**Problem:**
Pull out from the material below all lines with "front".

**Provided material:**
..............................
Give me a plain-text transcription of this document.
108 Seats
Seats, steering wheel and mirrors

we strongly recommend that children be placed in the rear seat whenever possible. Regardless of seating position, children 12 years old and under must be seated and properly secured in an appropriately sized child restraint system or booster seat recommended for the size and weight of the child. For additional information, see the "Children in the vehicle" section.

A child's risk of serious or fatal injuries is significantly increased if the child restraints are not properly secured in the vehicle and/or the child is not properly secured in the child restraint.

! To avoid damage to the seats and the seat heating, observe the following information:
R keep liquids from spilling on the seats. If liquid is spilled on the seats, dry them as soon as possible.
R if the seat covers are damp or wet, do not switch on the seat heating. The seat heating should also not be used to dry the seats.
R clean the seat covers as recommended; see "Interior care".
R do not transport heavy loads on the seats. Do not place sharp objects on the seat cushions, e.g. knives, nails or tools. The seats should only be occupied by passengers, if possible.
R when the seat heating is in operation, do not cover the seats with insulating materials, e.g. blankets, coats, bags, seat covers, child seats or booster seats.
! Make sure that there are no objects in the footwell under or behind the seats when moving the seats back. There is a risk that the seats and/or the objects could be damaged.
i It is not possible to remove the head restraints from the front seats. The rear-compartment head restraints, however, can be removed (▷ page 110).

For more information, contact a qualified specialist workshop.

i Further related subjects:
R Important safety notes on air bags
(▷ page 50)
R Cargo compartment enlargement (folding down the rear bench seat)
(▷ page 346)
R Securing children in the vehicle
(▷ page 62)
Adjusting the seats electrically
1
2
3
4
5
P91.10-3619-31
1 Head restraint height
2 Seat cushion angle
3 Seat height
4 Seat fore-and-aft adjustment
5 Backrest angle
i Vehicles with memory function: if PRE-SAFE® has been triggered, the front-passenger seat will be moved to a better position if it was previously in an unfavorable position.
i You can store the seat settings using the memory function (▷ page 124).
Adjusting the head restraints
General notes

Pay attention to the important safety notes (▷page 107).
..............................
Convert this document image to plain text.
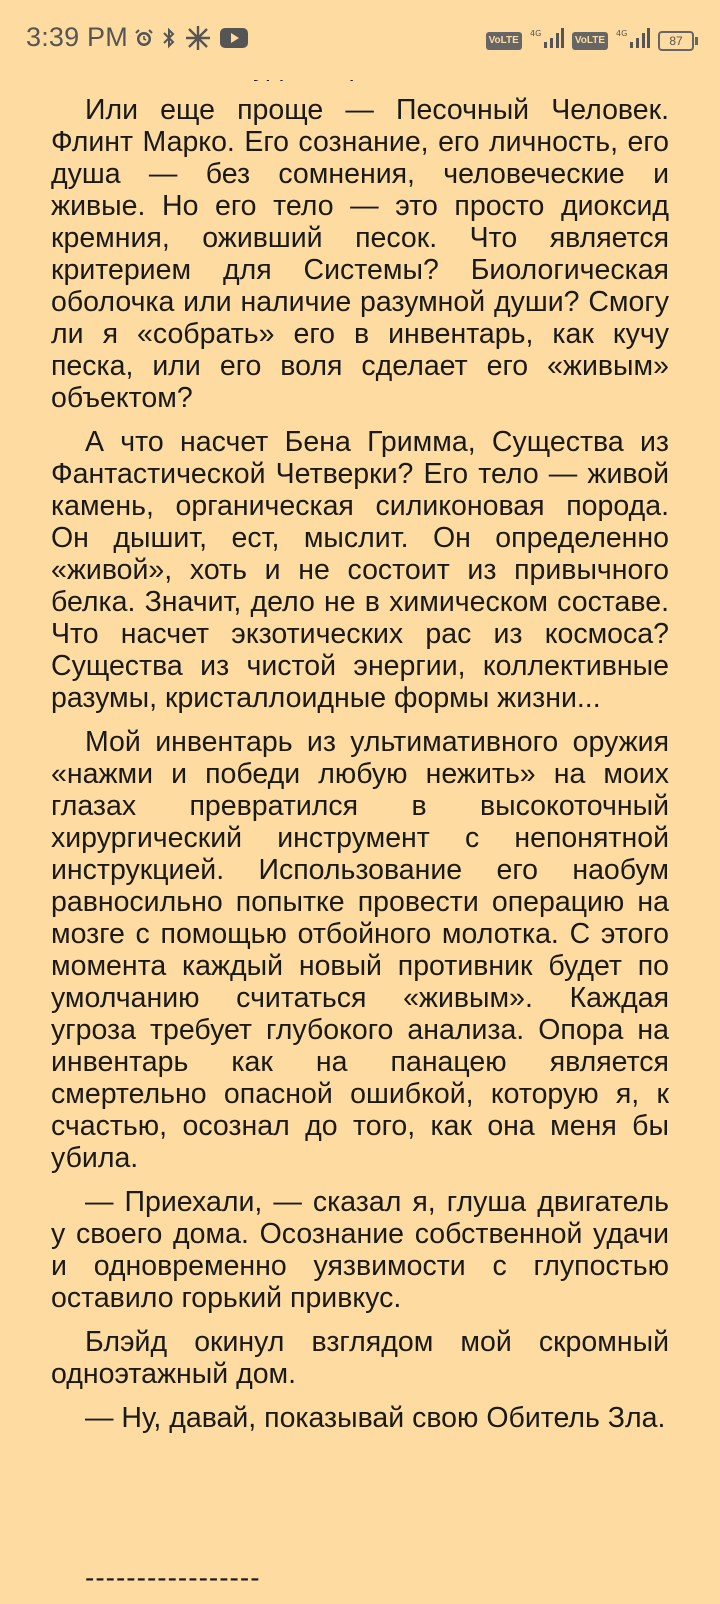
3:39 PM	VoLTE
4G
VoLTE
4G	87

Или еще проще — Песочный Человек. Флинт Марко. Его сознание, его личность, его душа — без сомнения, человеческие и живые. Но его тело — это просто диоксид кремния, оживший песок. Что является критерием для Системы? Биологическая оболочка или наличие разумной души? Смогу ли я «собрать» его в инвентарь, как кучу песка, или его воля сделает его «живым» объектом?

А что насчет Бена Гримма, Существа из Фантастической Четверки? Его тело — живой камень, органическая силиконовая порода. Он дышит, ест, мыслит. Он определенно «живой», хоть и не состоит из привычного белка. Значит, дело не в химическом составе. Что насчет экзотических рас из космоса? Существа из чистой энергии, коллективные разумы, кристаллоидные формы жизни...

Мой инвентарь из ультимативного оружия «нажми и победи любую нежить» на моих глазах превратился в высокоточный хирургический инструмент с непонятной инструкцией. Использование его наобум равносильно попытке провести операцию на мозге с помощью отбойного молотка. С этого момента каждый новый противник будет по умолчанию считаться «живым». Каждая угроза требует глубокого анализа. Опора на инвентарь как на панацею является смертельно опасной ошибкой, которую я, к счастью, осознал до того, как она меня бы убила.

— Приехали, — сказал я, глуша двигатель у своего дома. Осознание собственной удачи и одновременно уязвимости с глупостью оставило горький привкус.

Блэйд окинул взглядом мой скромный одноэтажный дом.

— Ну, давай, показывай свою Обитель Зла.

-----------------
..............................
**Answer for the task:**
i It is not possible to remove the head restraints from the front seats. The rear-compartment head restraints, however, can be removed (▷ page 110).
i Vehicles with memory function: if PRE-SAFE® has been triggered, the front-passenger seat will be moved to a better position if it was previously in an unfavorable position.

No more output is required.